Items from a data source

-- Begin --

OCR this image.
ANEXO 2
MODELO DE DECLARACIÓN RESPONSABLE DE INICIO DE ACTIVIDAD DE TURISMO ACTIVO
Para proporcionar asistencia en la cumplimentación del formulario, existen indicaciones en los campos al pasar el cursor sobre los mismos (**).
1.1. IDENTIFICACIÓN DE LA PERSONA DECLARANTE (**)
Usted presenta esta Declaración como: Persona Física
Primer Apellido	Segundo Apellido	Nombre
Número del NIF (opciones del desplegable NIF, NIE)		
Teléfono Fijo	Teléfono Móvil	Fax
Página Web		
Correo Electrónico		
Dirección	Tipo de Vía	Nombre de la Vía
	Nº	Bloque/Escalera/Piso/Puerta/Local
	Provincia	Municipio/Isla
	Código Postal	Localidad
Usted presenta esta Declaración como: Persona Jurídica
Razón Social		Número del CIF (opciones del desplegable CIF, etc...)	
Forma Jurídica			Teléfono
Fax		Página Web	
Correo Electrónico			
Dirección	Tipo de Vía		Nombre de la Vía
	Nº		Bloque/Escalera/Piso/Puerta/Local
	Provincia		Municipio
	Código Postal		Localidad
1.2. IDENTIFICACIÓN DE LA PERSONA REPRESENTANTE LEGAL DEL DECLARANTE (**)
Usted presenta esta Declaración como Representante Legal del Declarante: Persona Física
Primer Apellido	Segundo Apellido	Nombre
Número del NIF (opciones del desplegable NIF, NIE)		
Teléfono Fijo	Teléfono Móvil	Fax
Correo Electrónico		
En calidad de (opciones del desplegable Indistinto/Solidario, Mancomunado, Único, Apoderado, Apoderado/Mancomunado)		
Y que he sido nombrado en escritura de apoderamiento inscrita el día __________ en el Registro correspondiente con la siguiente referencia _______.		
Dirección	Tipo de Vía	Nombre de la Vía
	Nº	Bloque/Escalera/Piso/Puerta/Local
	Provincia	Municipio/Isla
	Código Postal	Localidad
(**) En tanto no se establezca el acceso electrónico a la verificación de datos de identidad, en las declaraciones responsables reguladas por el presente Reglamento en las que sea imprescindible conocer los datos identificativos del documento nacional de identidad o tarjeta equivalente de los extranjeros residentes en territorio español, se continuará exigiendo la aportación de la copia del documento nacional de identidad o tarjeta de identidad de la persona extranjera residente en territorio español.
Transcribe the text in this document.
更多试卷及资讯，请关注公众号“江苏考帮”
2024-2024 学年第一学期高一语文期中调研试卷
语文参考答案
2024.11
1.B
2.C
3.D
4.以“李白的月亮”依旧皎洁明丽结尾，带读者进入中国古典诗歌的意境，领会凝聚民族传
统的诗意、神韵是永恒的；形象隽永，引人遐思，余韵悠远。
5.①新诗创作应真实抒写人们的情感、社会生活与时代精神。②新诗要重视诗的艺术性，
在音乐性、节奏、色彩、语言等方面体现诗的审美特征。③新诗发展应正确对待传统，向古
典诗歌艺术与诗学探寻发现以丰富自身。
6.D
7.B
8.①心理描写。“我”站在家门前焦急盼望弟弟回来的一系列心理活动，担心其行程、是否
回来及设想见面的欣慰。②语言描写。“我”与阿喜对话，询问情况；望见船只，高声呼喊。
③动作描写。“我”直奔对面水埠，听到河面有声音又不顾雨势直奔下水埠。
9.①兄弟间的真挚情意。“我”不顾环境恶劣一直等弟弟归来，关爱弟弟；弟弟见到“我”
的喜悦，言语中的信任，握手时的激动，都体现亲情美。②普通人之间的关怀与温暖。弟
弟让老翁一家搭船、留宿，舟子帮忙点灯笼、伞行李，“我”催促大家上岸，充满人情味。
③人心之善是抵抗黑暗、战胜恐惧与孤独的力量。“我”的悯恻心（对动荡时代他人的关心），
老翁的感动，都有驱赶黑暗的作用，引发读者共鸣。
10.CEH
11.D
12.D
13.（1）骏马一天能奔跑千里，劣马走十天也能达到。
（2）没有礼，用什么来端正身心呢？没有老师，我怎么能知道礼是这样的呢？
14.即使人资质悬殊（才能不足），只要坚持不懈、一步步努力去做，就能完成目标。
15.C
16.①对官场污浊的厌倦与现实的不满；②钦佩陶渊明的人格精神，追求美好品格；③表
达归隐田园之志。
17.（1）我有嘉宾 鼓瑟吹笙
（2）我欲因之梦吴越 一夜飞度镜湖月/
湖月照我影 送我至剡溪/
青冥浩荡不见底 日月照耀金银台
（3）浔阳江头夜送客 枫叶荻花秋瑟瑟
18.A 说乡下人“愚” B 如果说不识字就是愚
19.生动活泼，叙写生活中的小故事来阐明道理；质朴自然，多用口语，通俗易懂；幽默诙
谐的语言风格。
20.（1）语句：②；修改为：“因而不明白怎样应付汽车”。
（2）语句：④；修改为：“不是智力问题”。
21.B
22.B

-- End --

Goal of the exercise
Nothing but the lines from the one with "Transcribe the text in this document." through the last line should be repeated, each exactly as it stands.

Reply
Transcribe the text in this document.
更多试卷及资讯，请关注公众号“江苏考帮”
2024-2024 学年第一学期高一语文期中调研试卷
语文参考答案
2024.11
1.B
2.C
3.D
4.以“李白的月亮”依旧皎洁明丽结尾，带读者进入中国古典诗歌的意境，领会凝聚民族传
统的诗意、神韵是永恒的；形象隽永，引人遐思，余韵悠远。
5.①新诗创作应真实抒写人们的情感、社会生活与时代精神。②新诗要重视诗的艺术性，
在音乐性、节奏、色彩、语言等方面体现诗的审美特征。③新诗发展应正确对待传统，向古
典诗歌艺术与诗学探寻发现以丰富自身。
6.D
7.B
8.①心理描写。“我”站在家门前焦急盼望弟弟回来的一系列心理活动，担心其行程、是否
回来及设想见面的欣慰。②语言描写。“我”与阿喜对话，询问情况；望见船只，高声呼喊。
③动作描写。“我”直奔对面水埠，听到河面有声音又不顾雨势直奔下水埠。
9.①兄弟间的真挚情意。“我”不顾环境恶劣一直等弟弟归来，关爱弟弟；弟弟见到“我”
的喜悦，言语中的信任，握手时的激动，都体现亲情美。②普通人之间的关怀与温暖。弟
弟让老翁一家搭船、留宿，舟子帮忙点灯笼、伞行李，“我”催促大家上岸，充满人情味。
③人心之善是抵抗黑暗、战胜恐惧与孤独的力量。“我”的悯恻心（对动荡时代他人的关心），
老翁的感动，都有驱赶黑暗的作用，引发读者共鸣。
10.CEH
11.D
12.D
13.（1）骏马一天能奔跑千里，劣马走十天也能达到。
（2）没有礼，用什么来端正身心呢？没有老师，我怎么能知道礼是这样的呢？
14.即使人资质悬殊（才能不足），只要坚持不懈、一步步努力去做，就能完成目标。
15.C
16.①对官场污浊的厌倦与现实的不满；②钦佩陶渊明的人格精神，追求美好品格；③表
达归隐田园之志。
17.（1）我有嘉宾 鼓瑟吹笙
（2）我欲因之梦吴越 一夜飞度镜湖月/
湖月照我影 送我至剡溪/
青冥浩荡不见底 日月照耀金银台
（3）浔阳江头夜送客 枫叶荻花秋瑟瑟
18.A 说乡下人“愚” B 如果说不识字就是愚
19.生动活泼，叙写生活中的小故事来阐明道理；质朴自然，多用口语，通俗易懂；幽默诙
谐的语言风格。
20.（1）语句：②；修改为：“因而不明白怎样应付汽车”。
（2）语句：④；修改为：“不是智力问题”。
21.B
22.B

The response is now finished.